Collection entries:

++++++++++++++++++++

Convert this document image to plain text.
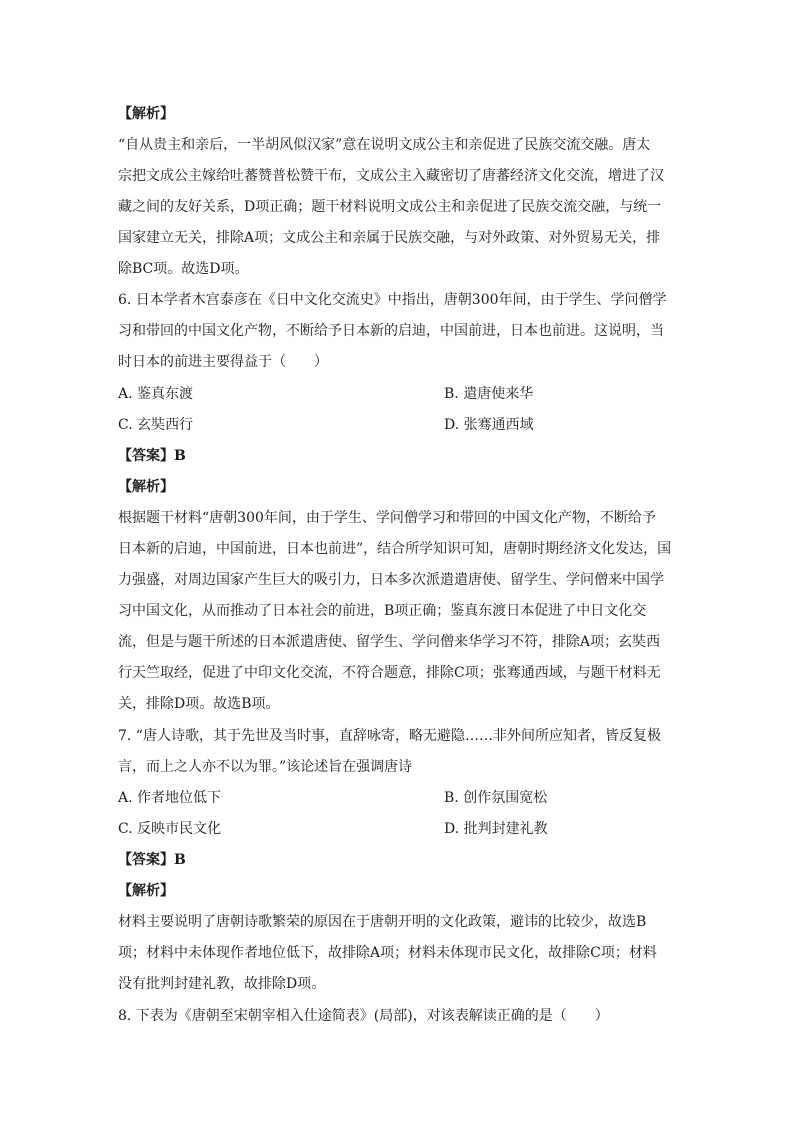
【解析】
“自从贵主和亲后，一半胡风似汉家”意在说明文成公主和亲促进了民族交流交融。唐太
宗把文成公主嫁给吐蕃赞普松赞干布，文成公主入藏密切了唐蕃经济文化交流，增进了汉
藏之间的友好关系，D项正确；题干材料说明文成公主和亲促进了民族交流交融，与统一
国家建立无关，排除A项；文成公主和亲属于民族交融，与对外政策、对外贸易无关，排
除BC项。故选D项。
6. 日本学者木宫泰彦在《日中文化交流史》中指出，唐朝300年间，由于学生、学问僧学
习和带回的中国文化产物，不断给予日本新的启迪，中国前进，日本也前进。这说明，当
时日本的前进主要得益于（　　）
A. 鉴真东渡	B. 遣唐使来华
C. 玄奘西行	D. 张骞通西域
【答案】B
【解析】
根据题干材料“唐朝300年间，由于学生、学问僧学习和带回的中国文化产物，不断给予
日本新的启迪，中国前进，日本也前进”，结合所学知识可知，唐朝时期经济文化发达，国
力强盛，对周边国家产生巨大的吸引力，日本多次派遣遣唐使、留学生、学问僧来中国学
习中国文化，从而推动了日本社会的前进，B项正确；鉴真东渡日本促进了中日文化交
流，但是与题干所述的日本派遣唐使、留学生、学问僧来华学习不符，排除A项；玄奘西
行天竺取经，促进了中印文化交流，不符合题意，排除C项；张骞通西域，与题干材料无
关，排除D项。故选B项。
7. “唐人诗歌，其于先世及当时事，直辞咏寄，略无避隐……非外间所应知者，皆反复极
言，而上之人亦不以为罪。”该论述旨在强调唐诗
A. 作者地位低下	B. 创作氛围宽松
C. 反映市民文化	D. 批判封建礼教
【答案】B
【解析】
材料主要说明了唐朝诗歌繁荣的原因在于唐朝开明的文化政策，避讳的比较少，故选B
项；材料中未体现作者地位低下，故排除A项；材料未体现市民文化，故排除C项；材料
没有批判封建礼教，故排除D项。
8. 下表为《唐朝至宋朝宰相入仕途简表》(局部)，对该表解读正确的是（　　）
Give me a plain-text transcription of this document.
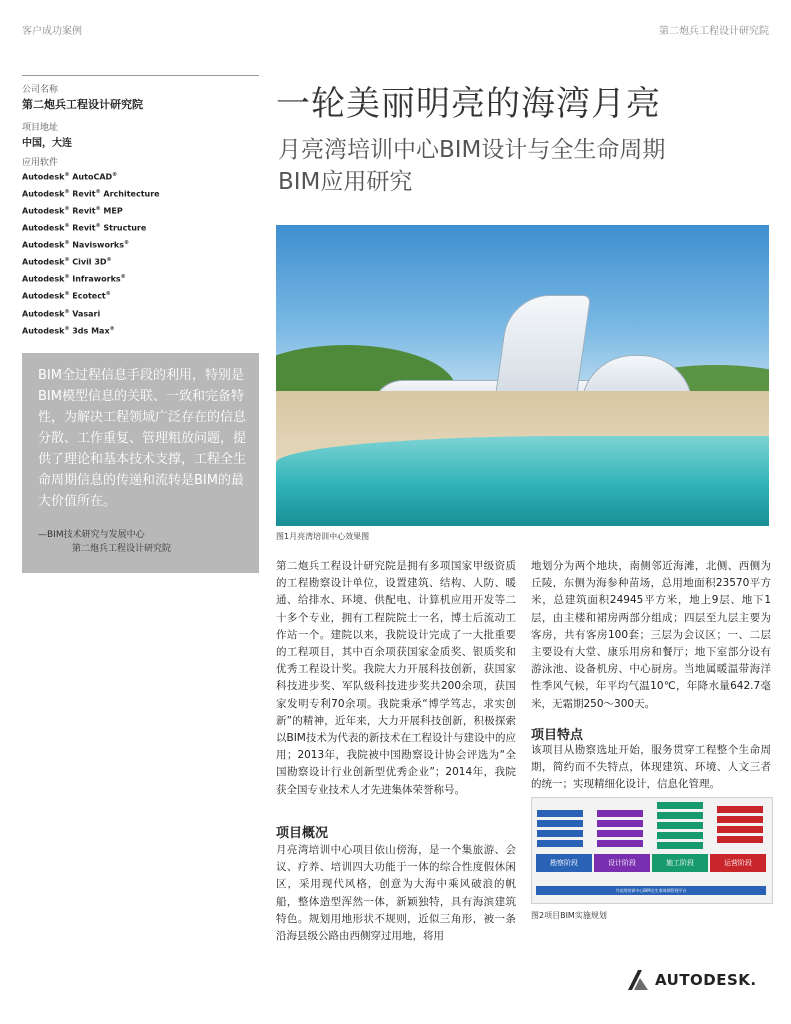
客户成功案例	第二炮兵工程设计研究院
公司名称
第二炮兵工程设计研究院
项目地址
中国，大连
应用软件
Autodesk® AutoCAD®
Autodesk® Revit® Architecture
Autodesk® Revit® MEP
Autodesk® Revit® Structure
Autodesk® Navisworks®
Autodesk® Civil 3D®
Autodesk® Infraworks®
Autodesk® Ecotect®
Autodesk® Vasari
Autodesk® 3ds Max®
BIM全过程信息手段的利用，特别是BIM模型信息的关联、一致和完备特性，为解决工程领域广泛存在的信息分散、工作重复、管理粗放问题，提供了理论和基本技术支撑，工程全生命周期信息的传递和流转是BIM的最大价值所在。
—BIM技术研究与发展中心
第二炮兵工程设计研究院
一轮美丽明亮的海湾月亮
月亮湾培训中心BIM设计与全生命周期
BIM应用研究
图1月亮湾培训中心效果图
第二炮兵工程设计研究院是拥有多项国家甲级资质的工程勘察设计单位，设置建筑、结构、人防、暖通、给排水、环境、供配电、计算机应用开发等二十多个专业，拥有工程院院士一名，博士后流动工作站一个。建院以来，我院设计完成了一大批重要的工程项目，其中百余项获国家金质奖、银质奖和优秀工程设计奖。我院大力开展科技创新，获国家科技进步奖、军队级科技进步奖共200余项，获国家发明专利70余项。我院秉承“博学笃志，求实创新”的精神，近年来，大力开展科技创新，积极探索以BIM技术为代表的新技术在工程设计与建设中的应用；2013年，我院被中国勘察设计协会评选为“全国勘察设计行业创新型优秀企业”；2014年，我院获全国专业技术人才先进集体荣誉称号。
项目概况
月亮湾培训中心项目依山傍海，是一个集旅游、会议、疗养、培训四大功能于一体的综合性度假休闲区，采用现代风格，创意为大海中乘风破浪的帆船，整体造型浑然一体，新颖独特，具有海滨建筑特色。规划用地形状不规则，近似三角形，被一条沿海县级公路由西侧穿过用地，将用
地划分为两个地块，南侧邻近海滩，北侧、西侧为丘陵，东侧为海参种苗场，总用地面积23570平方米，总建筑面积24945平方米，地上9层、地下1层，由主楼和裙房两部分组成；四层至九层主要为客房，共有客房100套；三层为会议区；一、二层主要设有大堂、康乐用房和餐厅；地下室部分设有游泳池、设备机房、中心厨房。当地属暖温带海洋性季风气候，年平均气温10℃，年降水量642.7毫米，无霜期250～300天。
项目特点
该项目从勘察选址开始，服务贯穿工程整个生命周期，简约而不失特点，体现建筑、环境、人文三者的统一；实现精细化设计，信息化管理。
勘察阶段	设计阶段	施工阶段	运营阶段
月亮湾培训中心BIM全生命周期管理平台
图2项目BIM实施规划
AUTODESK.
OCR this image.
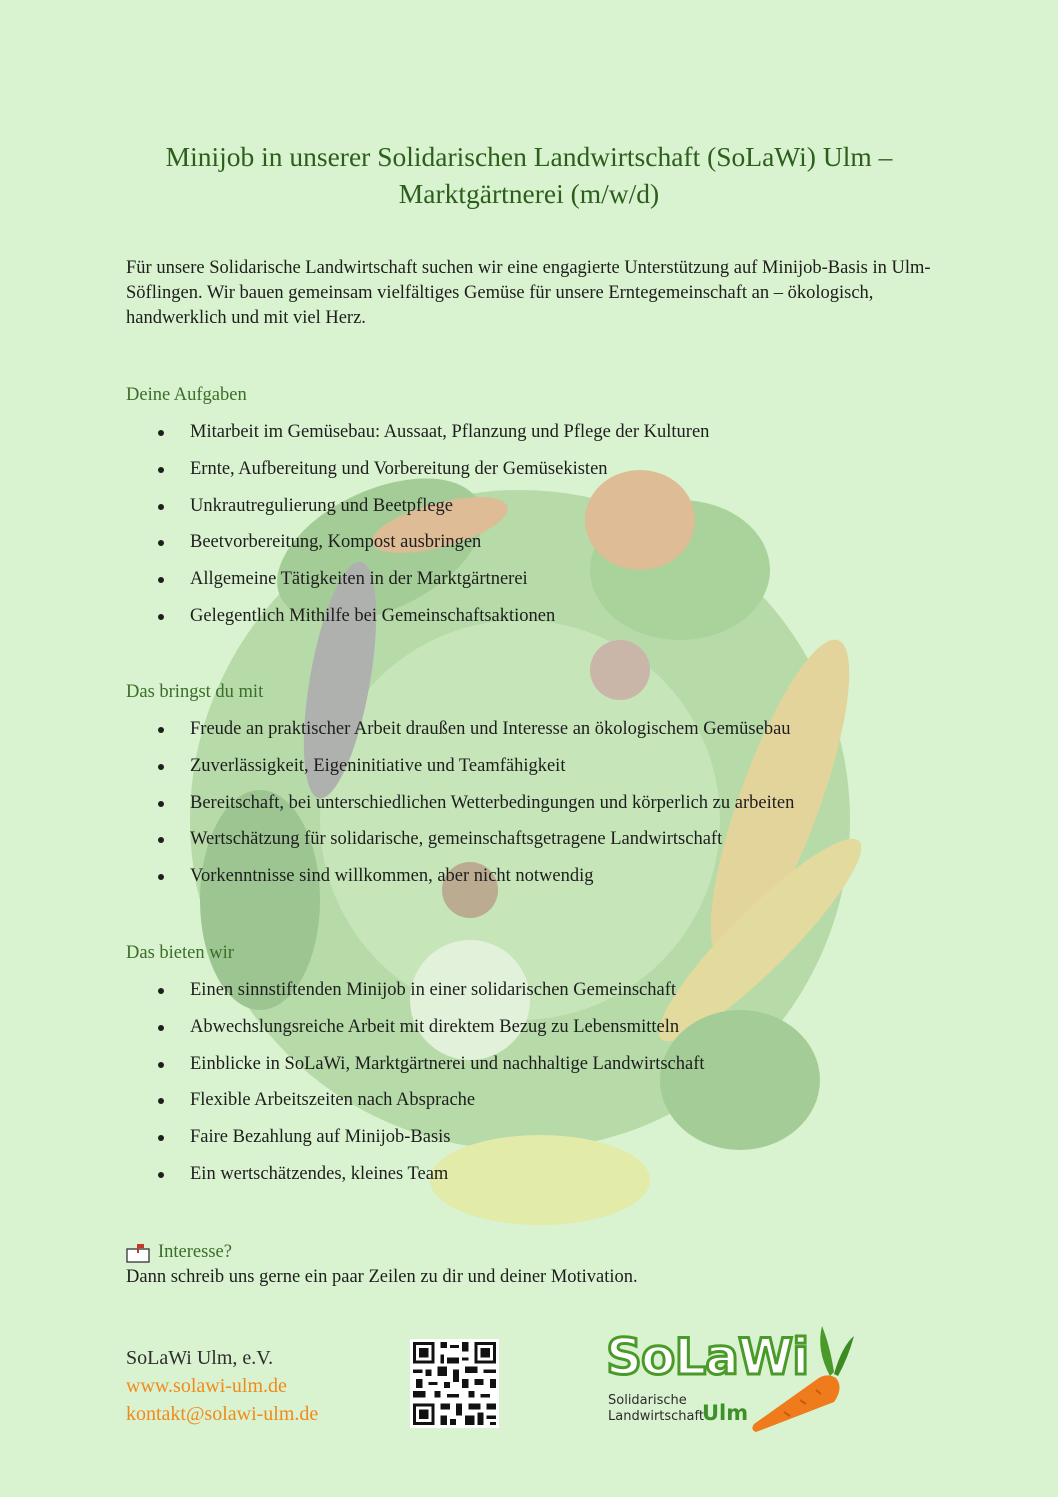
Minijob in unserer Solidarischen Landwirtschaft (SoLaWi) Ulm –
Marktgärtnerei (m/w/d)

Für unsere Solidarische Landwirtschaft suchen wir eine engagierte Unterstützung auf Minijob-Basis in Ulm- Söflingen. Wir bauen gemeinsam vielfältiges Gemüse für unsere Erntegemeinschaft an – ökologisch, handwerklich und mit viel Herz.

Deine Aufgaben
Mitarbeit im Gemüsebau: Aussaat, Pflanzung und Pflege der Kulturen
Ernte, Aufbereitung und Vorbereitung der Gemüsekisten
Unkrautregulierung und Beetpflege
Beetvorbereitung, Kompost ausbringen
Allgemeine Tätigkeiten in der Marktgärtnerei
Gelegentlich Mithilfe bei Gemeinschaftsaktionen
Das bringst du mit
Freude an praktischer Arbeit draußen und Interesse an ökologischem Gemüsebau
Zuverlässigkeit, Eigeninitiative und Teamfähigkeit
Bereitschaft, bei unterschiedlichen Wetterbedingungen und körperlich zu arbeiten
Wertschätzung für solidarische, gemeinschaftsgetragene Landwirtschaft
Vorkenntnisse sind willkommen, aber nicht notwendig
Das bieten wir
Einen sinnstiftenden Minijob in einer solidarischen Gemeinschaft
Abwechslungsreiche Arbeit mit direktem Bezug zu Lebensmitteln
Einblicke in SoLaWi, Marktgärtnerei und nachhaltige Landwirtschaft
Flexible Arbeitszeiten nach Absprache
Faire Bezahlung auf Minijob-Basis
Ein wertschätzendes, kleines Team
Interesse?
Dann schreib uns gerne ein paar Zeilen zu dir und deiner Motivation.
SoLaWi Ulm, e.V.
www.solawi-ulm.de
kontakt@solawi-ulm.de
SoLaWi
Solidarische
Landwirtschaft
Ulm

++++++++++++++++++++

- _EXERCISE BRIEF_: Write the records out once more, exactly as they appear, with no pictures.

- _EXERCISE OUTPUT_:
Convert this document image to plain text.
【解析】
“自从贵主和亲后，一半胡风似汉家”意在说明文成公主和亲促进了民族交流交融。唐太
宗把文成公主嫁给吐蕃赞普松赞干布，文成公主入藏密切了唐蕃经济文化交流，增进了汉
藏之间的友好关系，D项正确；题干材料说明文成公主和亲促进了民族交流交融，与统一
国家建立无关，排除A项；文成公主和亲属于民族交融，与对外政策、对外贸易无关，排
除BC项。故选D项。
6. 日本学者木宫泰彦在《日中文化交流史》中指出，唐朝300年间，由于学生、学问僧学
习和带回的中国文化产物，不断给予日本新的启迪，中国前进，日本也前进。这说明，当
时日本的前进主要得益于（　　）
A. 鉴真东渡	B. 遣唐使来华
C. 玄奘西行	D. 张骞通西域
【答案】B
【解析】
根据题干材料“唐朝300年间，由于学生、学问僧学习和带回的中国文化产物，不断给予
日本新的启迪，中国前进，日本也前进”，结合所学知识可知，唐朝时期经济文化发达，国
力强盛，对周边国家产生巨大的吸引力，日本多次派遣遣唐使、留学生、学问僧来中国学
习中国文化，从而推动了日本社会的前进，B项正确；鉴真东渡日本促进了中日文化交
流，但是与题干所述的日本派遣唐使、留学生、学问僧来华学习不符，排除A项；玄奘西
行天竺取经，促进了中印文化交流，不符合题意，排除C项；张骞通西域，与题干材料无
关，排除D项。故选B项。
7. “唐人诗歌，其于先世及当时事，直辞咏寄，略无避隐……非外间所应知者，皆反复极
言，而上之人亦不以为罪。”该论述旨在强调唐诗
A. 作者地位低下	B. 创作氛围宽松
C. 反映市民文化	D. 批判封建礼教
【答案】B
【解析】
材料主要说明了唐朝诗歌繁荣的原因在于唐朝开明的文化政策，避讳的比较少，故选B
项；材料中未体现作者地位低下，故排除A项；材料未体现市民文化，故排除C项；材料
没有批判封建礼教，故排除D项。
8. 下表为《唐朝至宋朝宰相入仕途简表》(局部)，对该表解读正确的是（　　）
Give me a plain-text transcription of this document.
客户成功案例	第二炮兵工程设计研究院
公司名称
第二炮兵工程设计研究院
项目地址
中国，大连
应用软件
Autodesk® AutoCAD®
Autodesk® Revit® Architecture
Autodesk® Revit® MEP
Autodesk® Revit® Structure
Autodesk® Navisworks®
Autodesk® Civil 3D®
Autodesk® Infraworks®
Autodesk® Ecotect®
Autodesk® Vasari
Autodesk® 3ds Max®
BIM全过程信息手段的利用，特别是BIM模型信息的关联、一致和完备特性，为解决工程领域广泛存在的信息分散、工作重复、管理粗放问题，提供了理论和基本技术支撑，工程全生命周期信息的传递和流转是BIM的最大价值所在。
—BIM技术研究与发展中心
第二炮兵工程设计研究院
一轮美丽明亮的海湾月亮
月亮湾培训中心BIM设计与全生命周期
BIM应用研究
图1月亮湾培训中心效果图
第二炮兵工程设计研究院是拥有多项国家甲级资质的工程勘察设计单位，设置建筑、结构、人防、暖通、给排水、环境、供配电、计算机应用开发等二十多个专业，拥有工程院院士一名，博士后流动工作站一个。建院以来，我院设计完成了一大批重要的工程项目，其中百余项获国家金质奖、银质奖和优秀工程设计奖。我院大力开展科技创新，获国家科技进步奖、军队级科技进步奖共200余项，获国家发明专利70余项。我院秉承“博学笃志，求实创新”的精神，近年来，大力开展科技创新，积极探索以BIM技术为代表的新技术在工程设计与建设中的应用；2013年，我院被中国勘察设计协会评选为“全国勘察设计行业创新型优秀企业”；2014年，我院获全国专业技术人才先进集体荣誉称号。
项目概况
月亮湾培训中心项目依山傍海，是一个集旅游、会议、疗养、培训四大功能于一体的综合性度假休闲区，采用现代风格，创意为大海中乘风破浪的帆船，整体造型浑然一体，新颖独特，具有海滨建筑特色。规划用地形状不规则，近似三角形，被一条沿海县级公路由西侧穿过用地，将用
地划分为两个地块，南侧邻近海滩，北侧、西侧为丘陵，东侧为海参种苗场，总用地面积23570平方米，总建筑面积24945平方米，地上9层、地下1层，由主楼和裙房两部分组成；四层至九层主要为客房，共有客房100套；三层为会议区；一、二层主要设有大堂、康乐用房和餐厅；地下室部分设有游泳池、设备机房、中心厨房。当地属暖温带海洋性季风气候，年平均气温10℃，年降水量642.7毫米，无霜期250～300天。
项目特点
该项目从勘察选址开始，服务贯穿工程整个生命周期，简约而不失特点，体现建筑、环境、人文三者的统一；实现精细化设计，信息化管理。
勘察阶段	设计阶段	施工阶段	运营阶段
月亮湾培训中心BIM全生命周期管理平台
图2项目BIM实施规划
AUTODESK.
OCR this image.
Minijob in unserer Solidarischen Landwirtschaft (SoLaWi) Ulm –
Marktgärtnerei (m/w/d)

Für unsere Solidarische Landwirtschaft suchen wir eine engagierte Unterstützung auf Minijob-Basis in Ulm- Söflingen. Wir bauen gemeinsam vielfältiges Gemüse für unsere Erntegemeinschaft an – ökologisch, handwerklich und mit viel Herz.

Deine Aufgaben
Mitarbeit im Gemüsebau: Aussaat, Pflanzung und Pflege der Kulturen
Ernte, Aufbereitung und Vorbereitung der Gemüsekisten
Unkrautregulierung und Beetpflege
Beetvorbereitung, Kompost ausbringen
Allgemeine Tätigkeiten in der Marktgärtnerei
Gelegentlich Mithilfe bei Gemeinschaftsaktionen
Das bringst du mit
Freude an praktischer Arbeit draußen und Interesse an ökologischem Gemüsebau
Zuverlässigkeit, Eigeninitiative und Teamfähigkeit
Bereitschaft, bei unterschiedlichen Wetterbedingungen und körperlich zu arbeiten
Wertschätzung für solidarische, gemeinschaftsgetragene Landwirtschaft
Vorkenntnisse sind willkommen, aber nicht notwendig
Das bieten wir
Einen sinnstiftenden Minijob in einer solidarischen Gemeinschaft
Abwechslungsreiche Arbeit mit direktem Bezug zu Lebensmitteln
Einblicke in SoLaWi, Marktgärtnerei und nachhaltige Landwirtschaft
Flexible Arbeitszeiten nach Absprache
Faire Bezahlung auf Minijob-Basis
Ein wertschätzendes, kleines Team
Interesse?
Dann schreib uns gerne ein paar Zeilen zu dir und deiner Motivation.
SoLaWi Ulm, e.V.
www.solawi-ulm.de
kontakt@solawi-ulm.de
SoLaWi
Solidarische
Landwirtschaft
Ulm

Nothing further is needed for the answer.